Forte du soutien de l'académicienne Jacqueline de Romilly, l'association
Défi culturel fustige une œuvre dans laquelle « nos
enfants apprendront que l'inceste est désiré et même que les femmes
aiment être violées ». Ovide multiplie les allusions à la
mythologie, dont on connaît les mœurs douteuses, et confesse avec
désinvolture son aversion toute personnelle pour la pédophilie. Mais
n'est-ce pas de Rome qu'il s'agit ? L'évocation du viol est
ambiguë, comme en témoigne le récit de l'enlèvement des Sabine.
S'appuyant sur une citation tronquée, Défi culturel dissimule toutefois
des nuances significatives : « Quel est l'homme
expérimenté qui ne mêlerait pas les baisers aux paroles
d'amour ? Même si elle ne les rend pas prends-les sans qu'elle
les rende. D'abord elle résistera peut-être et t'appellera
"insolent" ; tout en résistant, elle désirera d'être vaincue.
Mais ne va pas lui faire mal par des baisers maladroits sur ses lèvres
délicates, et garde bien qu'elle puisse se plaindre de ta rudesse.

========================

> [Liste des tâches]
- 1) Indiquez si chacune des affirmations suivantes concorde avec l'extrait sur Ovide, en répondant par oui ou par non et en citant les mots décisifs de l'extrait. (a) L'association Défi culturel bénéficie du soutien de Jacqueline de Romilly. (b) Défi culturel reproduit le passage d'Ovide dans son intégralité. (c) L'extrait présente l'évocation du viol comme dépourvue d'ambiguïté.
- 2) Donnez la suite de l'extrait sur Ovide, en commençant après sa dernière phrase.
Les enregistrements n'ont aucun rapport avec l'extrait sur Ovide.

> [Enregistrements fournis]
========================

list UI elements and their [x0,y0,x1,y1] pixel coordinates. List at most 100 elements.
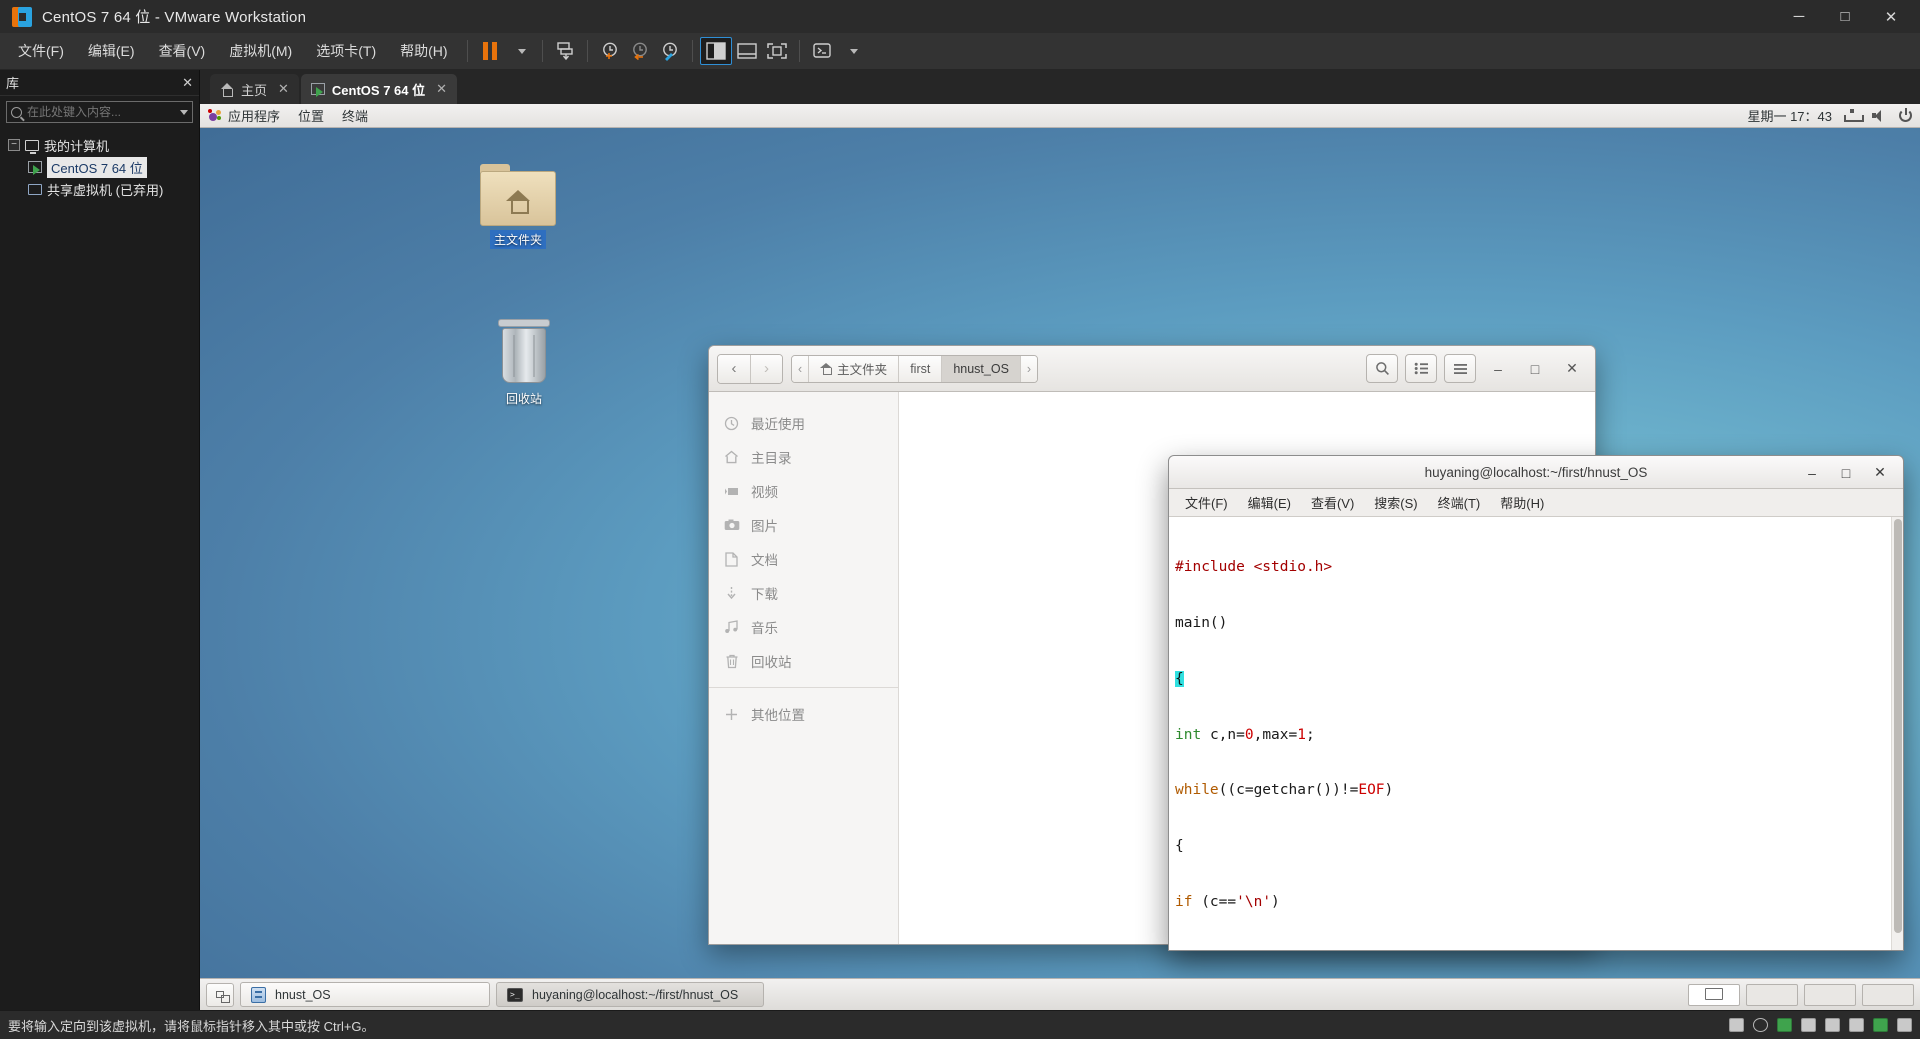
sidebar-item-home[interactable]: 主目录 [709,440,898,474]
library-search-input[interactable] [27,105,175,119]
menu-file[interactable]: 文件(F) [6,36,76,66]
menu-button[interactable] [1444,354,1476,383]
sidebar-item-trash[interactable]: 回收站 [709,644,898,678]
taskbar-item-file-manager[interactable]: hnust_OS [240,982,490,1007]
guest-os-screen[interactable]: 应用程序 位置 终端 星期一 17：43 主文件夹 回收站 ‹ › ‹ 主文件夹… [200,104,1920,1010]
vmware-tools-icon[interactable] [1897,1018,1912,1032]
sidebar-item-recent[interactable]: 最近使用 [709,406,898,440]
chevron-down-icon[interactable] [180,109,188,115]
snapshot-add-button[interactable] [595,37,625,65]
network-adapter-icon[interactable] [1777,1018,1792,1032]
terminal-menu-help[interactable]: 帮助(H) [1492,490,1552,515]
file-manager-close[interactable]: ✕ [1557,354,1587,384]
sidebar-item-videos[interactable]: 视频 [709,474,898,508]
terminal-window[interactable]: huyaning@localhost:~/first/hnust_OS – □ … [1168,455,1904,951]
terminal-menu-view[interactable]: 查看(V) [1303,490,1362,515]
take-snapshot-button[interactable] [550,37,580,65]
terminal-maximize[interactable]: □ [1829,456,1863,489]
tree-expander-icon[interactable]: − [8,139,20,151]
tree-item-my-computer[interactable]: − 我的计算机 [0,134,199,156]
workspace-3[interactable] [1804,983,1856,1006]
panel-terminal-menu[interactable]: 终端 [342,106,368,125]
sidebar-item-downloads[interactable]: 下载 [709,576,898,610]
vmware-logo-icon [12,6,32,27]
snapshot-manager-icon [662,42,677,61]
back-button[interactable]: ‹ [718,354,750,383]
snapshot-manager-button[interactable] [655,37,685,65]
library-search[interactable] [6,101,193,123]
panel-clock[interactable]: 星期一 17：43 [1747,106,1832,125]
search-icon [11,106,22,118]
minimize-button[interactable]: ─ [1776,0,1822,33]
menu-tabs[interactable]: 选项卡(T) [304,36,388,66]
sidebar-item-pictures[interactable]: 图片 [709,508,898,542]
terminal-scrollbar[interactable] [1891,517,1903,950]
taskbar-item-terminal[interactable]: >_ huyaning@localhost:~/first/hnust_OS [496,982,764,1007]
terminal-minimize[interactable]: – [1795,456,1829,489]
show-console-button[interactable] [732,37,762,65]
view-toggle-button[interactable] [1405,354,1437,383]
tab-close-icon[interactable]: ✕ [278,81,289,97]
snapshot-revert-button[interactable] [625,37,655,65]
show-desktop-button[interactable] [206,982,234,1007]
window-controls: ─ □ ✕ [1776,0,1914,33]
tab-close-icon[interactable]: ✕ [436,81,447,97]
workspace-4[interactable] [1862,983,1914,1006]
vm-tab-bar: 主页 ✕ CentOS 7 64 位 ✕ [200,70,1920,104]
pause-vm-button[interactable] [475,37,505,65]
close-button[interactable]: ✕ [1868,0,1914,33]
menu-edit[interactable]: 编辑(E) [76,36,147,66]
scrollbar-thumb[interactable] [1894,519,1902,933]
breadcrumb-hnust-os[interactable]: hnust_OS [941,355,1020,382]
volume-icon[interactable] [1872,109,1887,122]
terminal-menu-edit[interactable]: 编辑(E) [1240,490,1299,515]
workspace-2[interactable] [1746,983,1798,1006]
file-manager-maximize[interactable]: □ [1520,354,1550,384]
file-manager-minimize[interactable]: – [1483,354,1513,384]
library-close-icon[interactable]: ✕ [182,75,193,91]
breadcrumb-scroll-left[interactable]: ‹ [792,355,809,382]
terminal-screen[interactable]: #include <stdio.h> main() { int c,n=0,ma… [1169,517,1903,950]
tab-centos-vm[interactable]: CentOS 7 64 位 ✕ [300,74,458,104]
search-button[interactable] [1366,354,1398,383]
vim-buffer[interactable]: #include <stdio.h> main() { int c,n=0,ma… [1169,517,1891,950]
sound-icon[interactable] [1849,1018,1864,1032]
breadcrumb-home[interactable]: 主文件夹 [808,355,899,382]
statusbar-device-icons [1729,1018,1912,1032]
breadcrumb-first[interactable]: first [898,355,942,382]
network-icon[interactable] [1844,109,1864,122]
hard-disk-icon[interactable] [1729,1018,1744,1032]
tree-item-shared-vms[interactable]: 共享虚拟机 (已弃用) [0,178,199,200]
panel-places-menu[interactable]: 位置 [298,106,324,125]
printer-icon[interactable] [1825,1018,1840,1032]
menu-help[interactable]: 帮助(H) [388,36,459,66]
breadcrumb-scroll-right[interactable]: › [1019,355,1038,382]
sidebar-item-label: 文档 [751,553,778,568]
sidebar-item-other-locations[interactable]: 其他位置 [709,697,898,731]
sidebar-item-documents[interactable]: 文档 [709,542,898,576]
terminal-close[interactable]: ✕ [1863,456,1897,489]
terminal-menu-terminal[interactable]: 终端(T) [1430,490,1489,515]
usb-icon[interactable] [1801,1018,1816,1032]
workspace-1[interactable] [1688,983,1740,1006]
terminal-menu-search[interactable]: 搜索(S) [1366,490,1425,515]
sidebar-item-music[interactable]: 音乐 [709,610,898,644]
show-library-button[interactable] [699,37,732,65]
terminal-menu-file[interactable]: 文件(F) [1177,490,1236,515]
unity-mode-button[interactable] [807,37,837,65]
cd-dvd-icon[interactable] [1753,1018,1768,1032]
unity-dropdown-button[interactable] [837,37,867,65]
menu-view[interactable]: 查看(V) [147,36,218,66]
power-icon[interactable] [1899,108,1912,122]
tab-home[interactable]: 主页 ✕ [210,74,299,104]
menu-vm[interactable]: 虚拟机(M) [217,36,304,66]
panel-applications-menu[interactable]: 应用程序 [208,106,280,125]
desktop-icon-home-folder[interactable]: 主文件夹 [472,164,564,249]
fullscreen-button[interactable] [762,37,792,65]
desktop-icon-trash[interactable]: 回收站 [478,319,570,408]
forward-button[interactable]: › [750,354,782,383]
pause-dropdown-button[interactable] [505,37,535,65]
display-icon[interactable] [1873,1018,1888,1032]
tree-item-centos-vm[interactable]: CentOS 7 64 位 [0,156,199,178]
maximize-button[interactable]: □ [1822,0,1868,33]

========================

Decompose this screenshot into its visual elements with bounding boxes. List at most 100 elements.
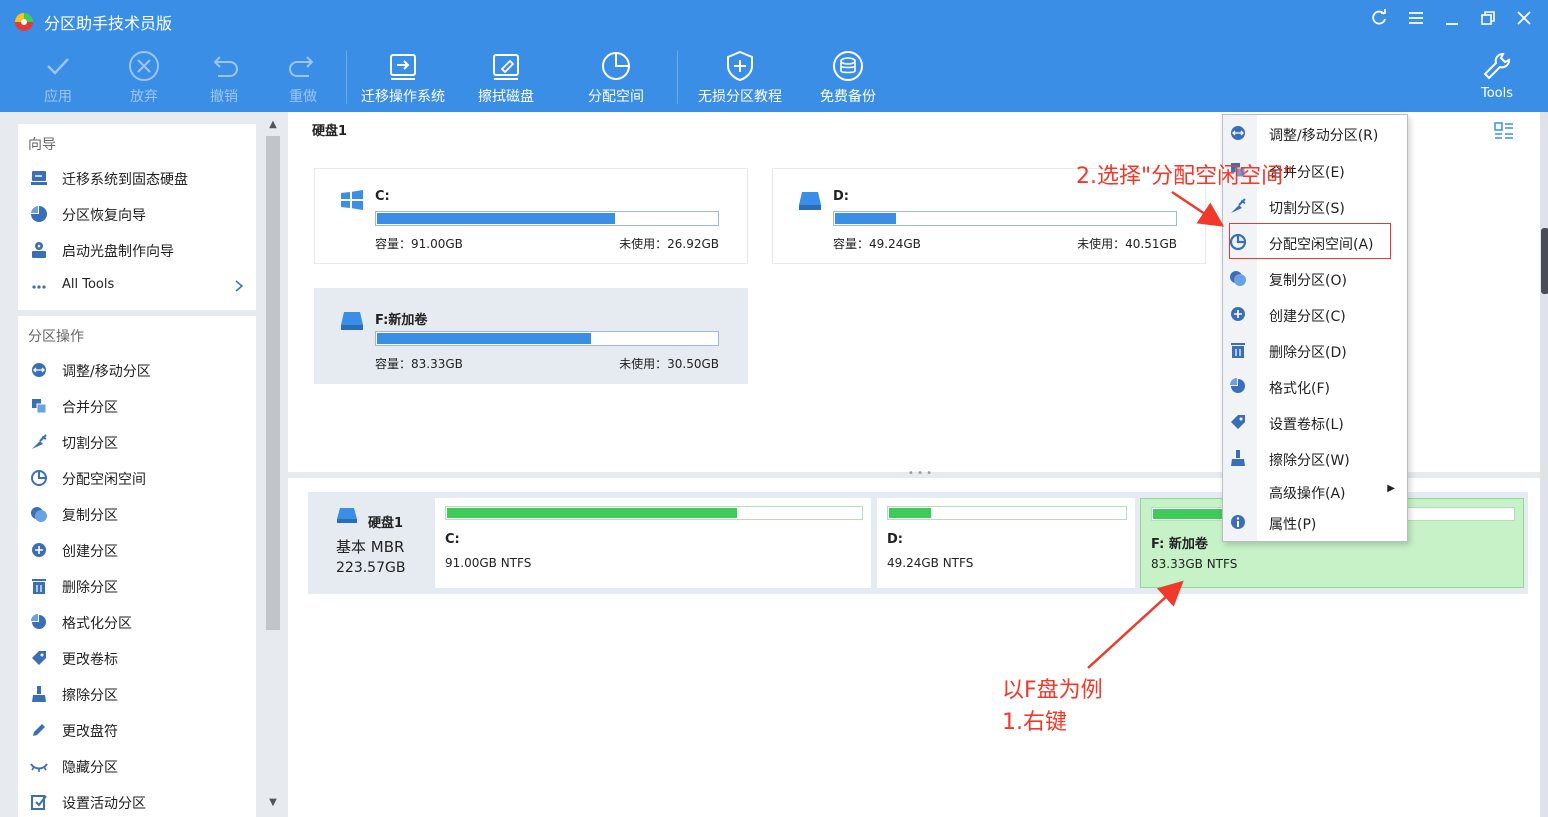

========================

> [Les réponses]
- 1)
(a) Oui : « Forte du soutien de l'académicienne Jacqueline de Romilly, l'association Défi culturel fustige une œuvre ».
(b) Non : « S'appuyant sur une citation tronquée ».
(c) Non : « L'évocation du viol est ambiguë ».

- 2)
[...] La pudeur interdit à la femme de provoquer certaines caresses,
mais il lui est agréable de les recevoir quand un autre en prend
l'initiative. » Stigmatisant encore une œuvre
« ouvertement misogyne », l'association relève ses
attaques contre la « race perfide » que
constitueraient les femmes, négligeant cette observation par laquelle
le poète tempère son jugement : « La femme ne sait
pas écarter les feux et les flèches cruelles (de l'Amour) ; je
constate que ces traits sont moins redoutables aux hommes. Les hommes
trompent souvent, les femmes, sexe délicat, peu souvent, et, en
cherchant bien, il n'y a guère de perfidies à leur reprocher. »
Ovide ne craint pas de convoiter la femme de son prochain, ni
d'user de mauvaise foi pour parvenir à ses fins. Son traité n'a rien
d'une apologie de la licence au demeurant, n'en déplaise à des cathos
frustrés (2) assimilant l'amour, de façon exclusive, à un mariage idéalisé. Loin d'encourager
les garçons à siffler les filles, L'Art d'aimer
les exhorte à sortir "le grand jeu" pour séduire leur
dulcinée ; laquelle est invitée à soigner sa féminité, au
mépris de la "parité"... Proclamons-le sans
ambages : ce message n'est pas pour nous déplaire !
(1) L'autre passage "à lire avant de passer au lit" se situe à
la fin du livre III. « Je rougis des enseignements qu'il me
reste à donner », avoue le poète. S'adressant aux femmes, il
leur suggère de choisir la position les mettant le mieux en valeur,
selon les qualités et défauts de leur anatomie.
Les extraits cités sont tirés de la traduction
établie par Henri Bomecque (éd. Librio).
(2) L'expression a choqué. C'est de la polémique (presque) gratuite, nous en convenons.
Mais, généralement, ne nous reproche-t-on pas notre réticence à verser dans ce registre ? 😉
En outre, nous avons seulement saisi la perche qui nous était tendue...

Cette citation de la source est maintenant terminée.